#### PROMPT:
Assemble all lines in which the string "stroke" appears.

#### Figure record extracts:
----
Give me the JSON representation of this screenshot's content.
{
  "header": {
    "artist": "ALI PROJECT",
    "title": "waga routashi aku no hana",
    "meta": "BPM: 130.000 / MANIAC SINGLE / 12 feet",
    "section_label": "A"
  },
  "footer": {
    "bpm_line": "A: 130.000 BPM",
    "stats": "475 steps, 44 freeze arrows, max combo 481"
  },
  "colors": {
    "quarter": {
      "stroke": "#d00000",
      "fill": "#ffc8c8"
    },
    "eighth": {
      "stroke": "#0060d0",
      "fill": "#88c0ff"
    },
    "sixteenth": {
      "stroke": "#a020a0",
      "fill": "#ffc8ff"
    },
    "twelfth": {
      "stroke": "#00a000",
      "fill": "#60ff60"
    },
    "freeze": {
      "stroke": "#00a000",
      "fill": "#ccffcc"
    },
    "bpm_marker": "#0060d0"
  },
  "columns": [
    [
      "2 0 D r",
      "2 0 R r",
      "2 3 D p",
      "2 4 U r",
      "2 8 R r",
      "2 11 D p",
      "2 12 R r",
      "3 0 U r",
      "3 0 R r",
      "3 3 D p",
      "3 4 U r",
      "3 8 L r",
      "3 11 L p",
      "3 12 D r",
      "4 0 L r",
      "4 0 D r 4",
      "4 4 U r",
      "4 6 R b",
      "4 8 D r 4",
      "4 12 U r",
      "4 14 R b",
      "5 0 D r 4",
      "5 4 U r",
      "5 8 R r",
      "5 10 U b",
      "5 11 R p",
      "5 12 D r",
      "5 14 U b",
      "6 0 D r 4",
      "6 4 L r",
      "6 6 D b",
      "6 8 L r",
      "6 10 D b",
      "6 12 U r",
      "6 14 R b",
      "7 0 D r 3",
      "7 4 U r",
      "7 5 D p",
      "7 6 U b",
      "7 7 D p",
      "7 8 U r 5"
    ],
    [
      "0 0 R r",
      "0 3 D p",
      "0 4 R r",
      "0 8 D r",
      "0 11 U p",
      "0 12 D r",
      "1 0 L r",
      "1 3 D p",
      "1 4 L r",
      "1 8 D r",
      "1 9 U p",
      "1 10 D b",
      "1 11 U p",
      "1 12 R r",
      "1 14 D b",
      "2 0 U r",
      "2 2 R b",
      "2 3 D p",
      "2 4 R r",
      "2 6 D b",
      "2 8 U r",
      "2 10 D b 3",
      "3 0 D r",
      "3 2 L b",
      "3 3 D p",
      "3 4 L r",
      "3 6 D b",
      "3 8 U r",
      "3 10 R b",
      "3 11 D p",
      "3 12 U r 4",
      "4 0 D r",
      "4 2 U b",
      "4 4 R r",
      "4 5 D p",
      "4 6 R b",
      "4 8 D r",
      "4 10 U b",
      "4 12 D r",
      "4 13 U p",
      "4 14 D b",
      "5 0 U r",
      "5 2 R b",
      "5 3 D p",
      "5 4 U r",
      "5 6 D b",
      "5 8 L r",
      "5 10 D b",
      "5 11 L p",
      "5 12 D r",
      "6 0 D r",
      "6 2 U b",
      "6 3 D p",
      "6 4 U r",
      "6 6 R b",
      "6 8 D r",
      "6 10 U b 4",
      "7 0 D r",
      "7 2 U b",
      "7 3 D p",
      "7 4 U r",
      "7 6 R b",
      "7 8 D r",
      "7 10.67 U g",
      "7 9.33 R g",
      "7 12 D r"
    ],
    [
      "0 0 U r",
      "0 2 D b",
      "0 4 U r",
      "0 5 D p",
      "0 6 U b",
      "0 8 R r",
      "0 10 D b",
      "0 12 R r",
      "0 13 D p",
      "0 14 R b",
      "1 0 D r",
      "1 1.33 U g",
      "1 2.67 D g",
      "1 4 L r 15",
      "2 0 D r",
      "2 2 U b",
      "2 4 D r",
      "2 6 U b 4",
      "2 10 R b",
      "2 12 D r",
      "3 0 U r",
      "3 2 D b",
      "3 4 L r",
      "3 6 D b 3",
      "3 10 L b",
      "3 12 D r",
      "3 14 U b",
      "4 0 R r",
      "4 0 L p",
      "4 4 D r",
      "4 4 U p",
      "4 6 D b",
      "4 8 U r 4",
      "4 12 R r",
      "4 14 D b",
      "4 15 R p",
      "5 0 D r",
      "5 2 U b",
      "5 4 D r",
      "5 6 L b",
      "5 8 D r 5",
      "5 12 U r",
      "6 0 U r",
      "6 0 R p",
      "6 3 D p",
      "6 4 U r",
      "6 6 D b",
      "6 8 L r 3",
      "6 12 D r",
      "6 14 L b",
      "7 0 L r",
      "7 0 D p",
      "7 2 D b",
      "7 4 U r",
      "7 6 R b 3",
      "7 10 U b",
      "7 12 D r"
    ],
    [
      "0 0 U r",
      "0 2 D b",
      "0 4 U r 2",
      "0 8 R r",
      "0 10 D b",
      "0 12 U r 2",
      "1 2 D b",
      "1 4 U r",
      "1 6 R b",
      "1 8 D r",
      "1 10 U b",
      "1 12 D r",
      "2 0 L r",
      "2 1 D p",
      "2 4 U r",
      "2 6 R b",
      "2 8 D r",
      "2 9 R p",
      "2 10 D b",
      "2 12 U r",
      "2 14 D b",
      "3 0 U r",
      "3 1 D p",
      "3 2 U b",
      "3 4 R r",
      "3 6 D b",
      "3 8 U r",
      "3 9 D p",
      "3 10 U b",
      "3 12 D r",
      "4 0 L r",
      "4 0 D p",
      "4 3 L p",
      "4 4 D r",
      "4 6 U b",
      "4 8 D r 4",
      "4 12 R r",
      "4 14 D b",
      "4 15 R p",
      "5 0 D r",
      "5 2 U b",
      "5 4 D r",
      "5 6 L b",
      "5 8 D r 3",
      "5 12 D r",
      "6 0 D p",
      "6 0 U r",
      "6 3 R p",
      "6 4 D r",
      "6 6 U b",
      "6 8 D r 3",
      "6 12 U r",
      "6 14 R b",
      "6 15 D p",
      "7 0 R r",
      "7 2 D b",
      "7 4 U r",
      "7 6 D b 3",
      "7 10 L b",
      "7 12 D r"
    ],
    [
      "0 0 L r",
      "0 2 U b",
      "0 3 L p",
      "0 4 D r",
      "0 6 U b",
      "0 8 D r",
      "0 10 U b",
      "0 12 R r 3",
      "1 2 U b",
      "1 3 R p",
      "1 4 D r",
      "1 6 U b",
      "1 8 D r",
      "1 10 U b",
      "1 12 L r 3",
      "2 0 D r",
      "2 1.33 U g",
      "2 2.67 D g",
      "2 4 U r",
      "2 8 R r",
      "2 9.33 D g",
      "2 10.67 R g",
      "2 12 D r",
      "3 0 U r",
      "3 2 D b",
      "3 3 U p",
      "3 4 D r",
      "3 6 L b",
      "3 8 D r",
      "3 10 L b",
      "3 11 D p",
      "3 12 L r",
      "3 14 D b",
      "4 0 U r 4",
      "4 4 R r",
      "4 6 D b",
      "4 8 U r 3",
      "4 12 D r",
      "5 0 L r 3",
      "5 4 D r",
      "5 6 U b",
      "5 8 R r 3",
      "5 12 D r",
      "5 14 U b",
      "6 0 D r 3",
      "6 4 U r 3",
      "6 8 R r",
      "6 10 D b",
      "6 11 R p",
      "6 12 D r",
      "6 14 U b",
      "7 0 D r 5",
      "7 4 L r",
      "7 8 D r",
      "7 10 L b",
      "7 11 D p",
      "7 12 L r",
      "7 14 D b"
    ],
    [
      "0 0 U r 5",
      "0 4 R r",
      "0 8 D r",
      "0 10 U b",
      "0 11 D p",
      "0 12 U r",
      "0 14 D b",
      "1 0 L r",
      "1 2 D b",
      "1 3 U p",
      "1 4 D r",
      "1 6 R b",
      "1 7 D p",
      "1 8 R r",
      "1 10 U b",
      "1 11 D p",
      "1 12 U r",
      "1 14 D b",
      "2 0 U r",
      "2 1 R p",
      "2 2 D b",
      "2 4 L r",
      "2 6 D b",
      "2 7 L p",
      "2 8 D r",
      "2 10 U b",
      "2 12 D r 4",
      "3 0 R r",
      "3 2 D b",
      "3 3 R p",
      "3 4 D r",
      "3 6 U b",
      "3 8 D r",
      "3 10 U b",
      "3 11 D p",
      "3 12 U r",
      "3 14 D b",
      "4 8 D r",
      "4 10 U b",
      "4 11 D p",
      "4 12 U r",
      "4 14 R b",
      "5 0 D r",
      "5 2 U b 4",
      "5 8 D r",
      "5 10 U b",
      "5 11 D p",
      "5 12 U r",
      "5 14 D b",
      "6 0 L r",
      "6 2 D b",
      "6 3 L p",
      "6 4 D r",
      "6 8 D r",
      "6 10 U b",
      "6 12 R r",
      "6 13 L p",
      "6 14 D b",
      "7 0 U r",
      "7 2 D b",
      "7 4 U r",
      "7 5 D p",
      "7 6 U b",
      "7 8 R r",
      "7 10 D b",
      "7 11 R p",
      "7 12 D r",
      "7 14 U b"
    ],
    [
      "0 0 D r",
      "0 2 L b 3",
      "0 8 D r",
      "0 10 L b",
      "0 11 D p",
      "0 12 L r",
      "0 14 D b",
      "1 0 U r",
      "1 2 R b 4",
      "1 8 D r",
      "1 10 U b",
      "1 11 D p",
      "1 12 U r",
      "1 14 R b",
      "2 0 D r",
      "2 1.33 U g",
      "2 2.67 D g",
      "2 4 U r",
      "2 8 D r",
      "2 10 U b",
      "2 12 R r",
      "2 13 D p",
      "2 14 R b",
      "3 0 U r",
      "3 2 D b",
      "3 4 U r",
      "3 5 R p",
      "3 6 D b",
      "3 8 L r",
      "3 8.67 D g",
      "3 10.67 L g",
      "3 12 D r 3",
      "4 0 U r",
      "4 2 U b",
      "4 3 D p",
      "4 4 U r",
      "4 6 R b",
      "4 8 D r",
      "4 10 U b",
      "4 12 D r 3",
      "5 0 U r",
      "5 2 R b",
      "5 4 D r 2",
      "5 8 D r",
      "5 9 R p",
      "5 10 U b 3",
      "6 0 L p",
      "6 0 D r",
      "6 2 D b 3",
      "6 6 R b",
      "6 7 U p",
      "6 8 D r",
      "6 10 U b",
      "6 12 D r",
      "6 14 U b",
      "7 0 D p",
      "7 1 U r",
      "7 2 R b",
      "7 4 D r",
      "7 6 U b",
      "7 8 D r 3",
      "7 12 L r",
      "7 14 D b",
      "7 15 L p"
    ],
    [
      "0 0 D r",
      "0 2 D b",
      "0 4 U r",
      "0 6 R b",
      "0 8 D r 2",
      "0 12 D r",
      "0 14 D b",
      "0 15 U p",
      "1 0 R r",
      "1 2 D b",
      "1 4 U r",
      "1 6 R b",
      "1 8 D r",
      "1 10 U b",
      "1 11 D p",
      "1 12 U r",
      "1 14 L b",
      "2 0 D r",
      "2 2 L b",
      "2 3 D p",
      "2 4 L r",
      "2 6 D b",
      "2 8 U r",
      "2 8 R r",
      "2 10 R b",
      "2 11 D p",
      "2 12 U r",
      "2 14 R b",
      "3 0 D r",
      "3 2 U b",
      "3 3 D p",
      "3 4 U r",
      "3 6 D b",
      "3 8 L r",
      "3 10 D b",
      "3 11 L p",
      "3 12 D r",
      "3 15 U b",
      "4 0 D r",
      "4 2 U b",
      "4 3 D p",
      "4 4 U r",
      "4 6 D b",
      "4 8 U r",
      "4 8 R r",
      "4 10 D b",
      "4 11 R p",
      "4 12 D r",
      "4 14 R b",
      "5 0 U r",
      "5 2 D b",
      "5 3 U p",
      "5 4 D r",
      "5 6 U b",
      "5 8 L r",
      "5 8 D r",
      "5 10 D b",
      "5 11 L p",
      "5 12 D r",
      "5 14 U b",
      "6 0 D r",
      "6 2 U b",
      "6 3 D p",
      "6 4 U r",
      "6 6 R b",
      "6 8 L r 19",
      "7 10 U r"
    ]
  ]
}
----
#### EXPECTED OUTPUT:
      "stroke": "#d00000",
      "stroke": "#0060d0",
      "stroke": "#a020a0",
      "stroke": "#00a000",
      "stroke": "#00a000",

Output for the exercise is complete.